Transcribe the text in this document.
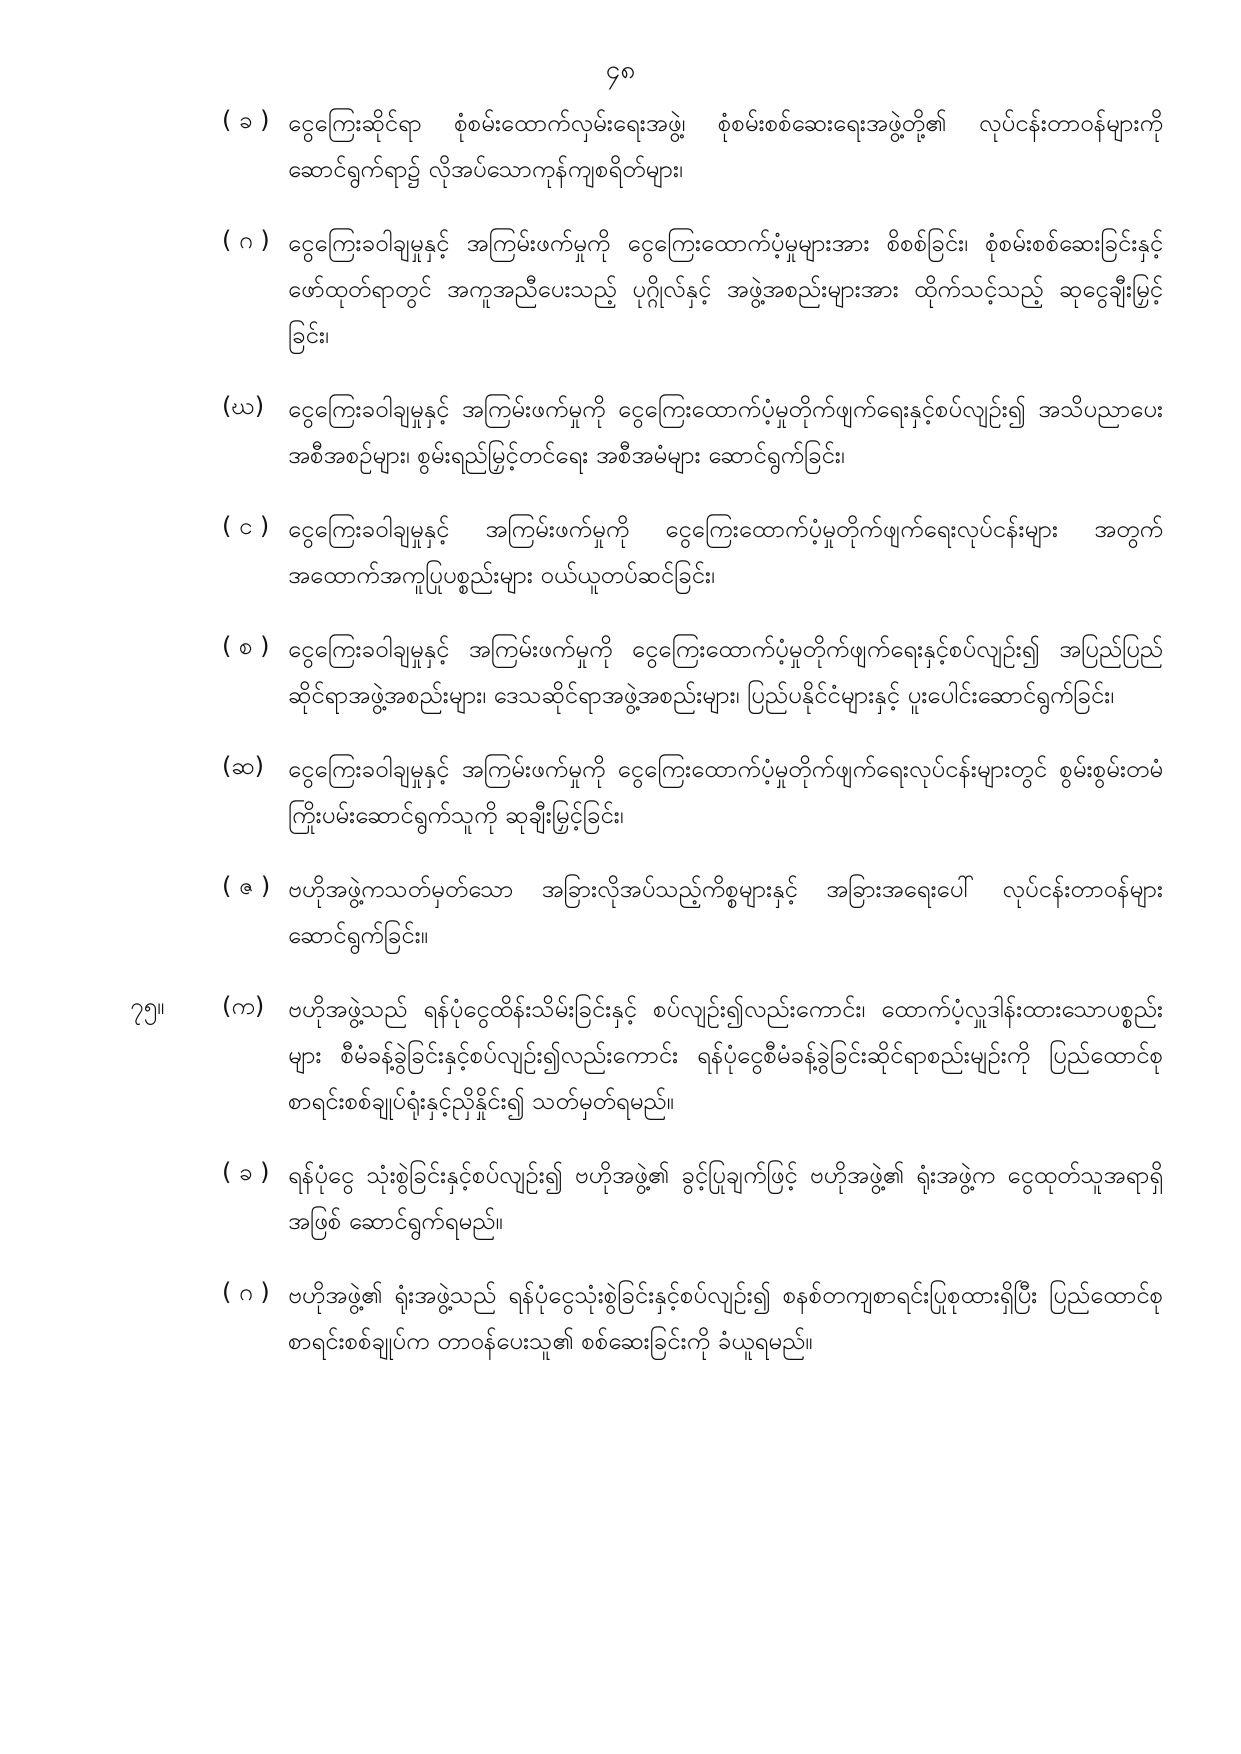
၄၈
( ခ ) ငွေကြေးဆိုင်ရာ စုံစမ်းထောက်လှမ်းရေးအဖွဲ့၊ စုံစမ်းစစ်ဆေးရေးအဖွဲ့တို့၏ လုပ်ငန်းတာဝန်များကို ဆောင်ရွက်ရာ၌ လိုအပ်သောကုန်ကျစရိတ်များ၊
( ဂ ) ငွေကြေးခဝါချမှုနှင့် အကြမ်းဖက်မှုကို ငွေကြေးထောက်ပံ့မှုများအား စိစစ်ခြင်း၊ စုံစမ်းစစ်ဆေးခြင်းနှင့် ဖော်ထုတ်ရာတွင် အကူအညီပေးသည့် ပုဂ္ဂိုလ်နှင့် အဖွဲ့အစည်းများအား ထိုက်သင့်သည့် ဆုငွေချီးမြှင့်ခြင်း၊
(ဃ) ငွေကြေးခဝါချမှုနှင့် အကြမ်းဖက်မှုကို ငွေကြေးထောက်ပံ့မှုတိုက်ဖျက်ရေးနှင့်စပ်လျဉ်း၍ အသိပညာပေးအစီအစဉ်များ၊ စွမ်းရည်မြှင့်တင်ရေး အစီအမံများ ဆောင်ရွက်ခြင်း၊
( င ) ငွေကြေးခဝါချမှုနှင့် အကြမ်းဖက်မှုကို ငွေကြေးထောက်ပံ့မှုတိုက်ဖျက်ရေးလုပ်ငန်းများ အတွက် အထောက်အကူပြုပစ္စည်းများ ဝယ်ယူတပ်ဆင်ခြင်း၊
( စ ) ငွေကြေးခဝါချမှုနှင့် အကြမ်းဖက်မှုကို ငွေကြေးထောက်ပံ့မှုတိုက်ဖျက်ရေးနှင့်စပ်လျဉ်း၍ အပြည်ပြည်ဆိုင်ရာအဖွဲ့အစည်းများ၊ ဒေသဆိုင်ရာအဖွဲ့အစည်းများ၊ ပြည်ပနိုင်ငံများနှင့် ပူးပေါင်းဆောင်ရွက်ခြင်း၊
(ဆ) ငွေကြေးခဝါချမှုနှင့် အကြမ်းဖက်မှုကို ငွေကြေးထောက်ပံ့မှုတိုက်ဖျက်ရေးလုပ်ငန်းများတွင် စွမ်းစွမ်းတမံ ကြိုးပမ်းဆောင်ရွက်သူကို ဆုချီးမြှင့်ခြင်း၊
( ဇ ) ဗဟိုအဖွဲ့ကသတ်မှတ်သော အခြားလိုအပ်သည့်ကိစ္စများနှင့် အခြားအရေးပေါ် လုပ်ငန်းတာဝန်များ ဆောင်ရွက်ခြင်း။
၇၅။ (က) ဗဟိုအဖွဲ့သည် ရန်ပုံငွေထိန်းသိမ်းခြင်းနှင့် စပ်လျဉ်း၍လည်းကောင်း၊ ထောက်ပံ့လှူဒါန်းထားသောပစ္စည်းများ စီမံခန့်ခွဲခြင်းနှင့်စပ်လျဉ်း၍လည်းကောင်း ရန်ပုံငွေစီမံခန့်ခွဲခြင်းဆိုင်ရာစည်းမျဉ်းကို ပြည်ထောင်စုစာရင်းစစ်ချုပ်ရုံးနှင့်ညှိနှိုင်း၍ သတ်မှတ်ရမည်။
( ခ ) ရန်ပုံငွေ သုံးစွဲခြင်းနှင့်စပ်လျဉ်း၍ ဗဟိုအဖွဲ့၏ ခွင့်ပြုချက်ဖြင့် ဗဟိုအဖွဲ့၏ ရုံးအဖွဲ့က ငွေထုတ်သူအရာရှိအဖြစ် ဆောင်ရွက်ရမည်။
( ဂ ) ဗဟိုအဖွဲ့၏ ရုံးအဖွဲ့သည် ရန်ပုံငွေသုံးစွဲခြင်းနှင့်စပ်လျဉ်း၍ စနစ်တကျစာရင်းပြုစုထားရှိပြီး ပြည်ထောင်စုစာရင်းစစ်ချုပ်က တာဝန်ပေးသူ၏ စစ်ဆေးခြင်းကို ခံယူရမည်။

········

GIVEN REQUEST -
Repeat the material above in full and unchanged, minus its images.

RESULT OF THIS TASK -
Transcribe the text in this document.
၄၈
( ခ ) ငွေကြေးဆိုင်ရာ စုံစမ်းထောက်လှမ်းရေးအဖွဲ့၊ စုံစမ်းစစ်ဆေးရေးအဖွဲ့တို့၏ လုပ်ငန်းတာဝန်များကို ဆောင်ရွက်ရာ၌ လိုအပ်သောကုန်ကျစရိတ်များ၊
( ဂ ) ငွေကြေးခဝါချမှုနှင့် အကြမ်းဖက်မှုကို ငွေကြေးထောက်ပံ့မှုများအား စိစစ်ခြင်း၊ စုံစမ်းစစ်ဆေးခြင်းနှင့် ဖော်ထုတ်ရာတွင် အကူအညီပေးသည့် ပုဂ္ဂိုလ်နှင့် အဖွဲ့အစည်းများအား ထိုက်သင့်သည့် ဆုငွေချီးမြှင့်ခြင်း၊
(ဃ) ငွေကြေးခဝါချမှုနှင့် အကြမ်းဖက်မှုကို ငွေကြေးထောက်ပံ့မှုတိုက်ဖျက်ရေးနှင့်စပ်လျဉ်း၍ အသိပညာပေးအစီအစဉ်များ၊ စွမ်းရည်မြှင့်တင်ရေး အစီအမံများ ဆောင်ရွက်ခြင်း၊
( င ) ငွေကြေးခဝါချမှုနှင့် အကြမ်းဖက်မှုကို ငွေကြေးထောက်ပံ့မှုတိုက်ဖျက်ရေးလုပ်ငန်းများ အတွက် အထောက်အကူပြုပစ္စည်းများ ဝယ်ယူတပ်ဆင်ခြင်း၊
( စ ) ငွေကြေးခဝါချမှုနှင့် အကြမ်းဖက်မှုကို ငွေကြေးထောက်ပံ့မှုတိုက်ဖျက်ရေးနှင့်စပ်လျဉ်း၍ အပြည်ပြည်ဆိုင်ရာအဖွဲ့အစည်းများ၊ ဒေသဆိုင်ရာအဖွဲ့အစည်းများ၊ ပြည်ပနိုင်ငံများနှင့် ပူးပေါင်းဆောင်ရွက်ခြင်း၊
(ဆ) ငွေကြေးခဝါချမှုနှင့် အကြမ်းဖက်မှုကို ငွေကြေးထောက်ပံ့မှုတိုက်ဖျက်ရေးလုပ်ငန်းများတွင် စွမ်းစွမ်းတမံ ကြိုးပမ်းဆောင်ရွက်သူကို ဆုချီးမြှင့်ခြင်း၊
( ဇ ) ဗဟိုအဖွဲ့ကသတ်မှတ်သော အခြားလိုအပ်သည့်ကိစ္စများနှင့် အခြားအရေးပေါ် လုပ်ငန်းတာဝန်များ ဆောင်ရွက်ခြင်း။
၇၅။ (က) ဗဟိုအဖွဲ့သည် ရန်ပုံငွေထိန်းသိမ်းခြင်းနှင့် စပ်လျဉ်း၍လည်းကောင်း၊ ထောက်ပံ့လှူဒါန်းထားသောပစ္စည်းများ စီမံခန့်ခွဲခြင်းနှင့်စပ်လျဉ်း၍လည်းကောင်း ရန်ပုံငွေစီမံခန့်ခွဲခြင်းဆိုင်ရာစည်းမျဉ်းကို ပြည်ထောင်စုစာရင်းစစ်ချုပ်ရုံးနှင့်ညှိနှိုင်း၍ သတ်မှတ်ရမည်။
( ခ ) ရန်ပုံငွေ သုံးစွဲခြင်းနှင့်စပ်လျဉ်း၍ ဗဟိုအဖွဲ့၏ ခွင့်ပြုချက်ဖြင့် ဗဟိုအဖွဲ့၏ ရုံးအဖွဲ့က ငွေထုတ်သူအရာရှိအဖြစ် ဆောင်ရွက်ရမည်။
( ဂ ) ဗဟိုအဖွဲ့၏ ရုံးအဖွဲ့သည် ရန်ပုံငွေသုံးစွဲခြင်းနှင့်စပ်လျဉ်း၍ စနစ်တကျစာရင်းပြုစုထားရှိပြီး ပြည်ထောင်စုစာရင်းစစ်ချုပ်က တာဝန်ပေးသူ၏ စစ်ဆေးခြင်းကို ခံယူရမည်။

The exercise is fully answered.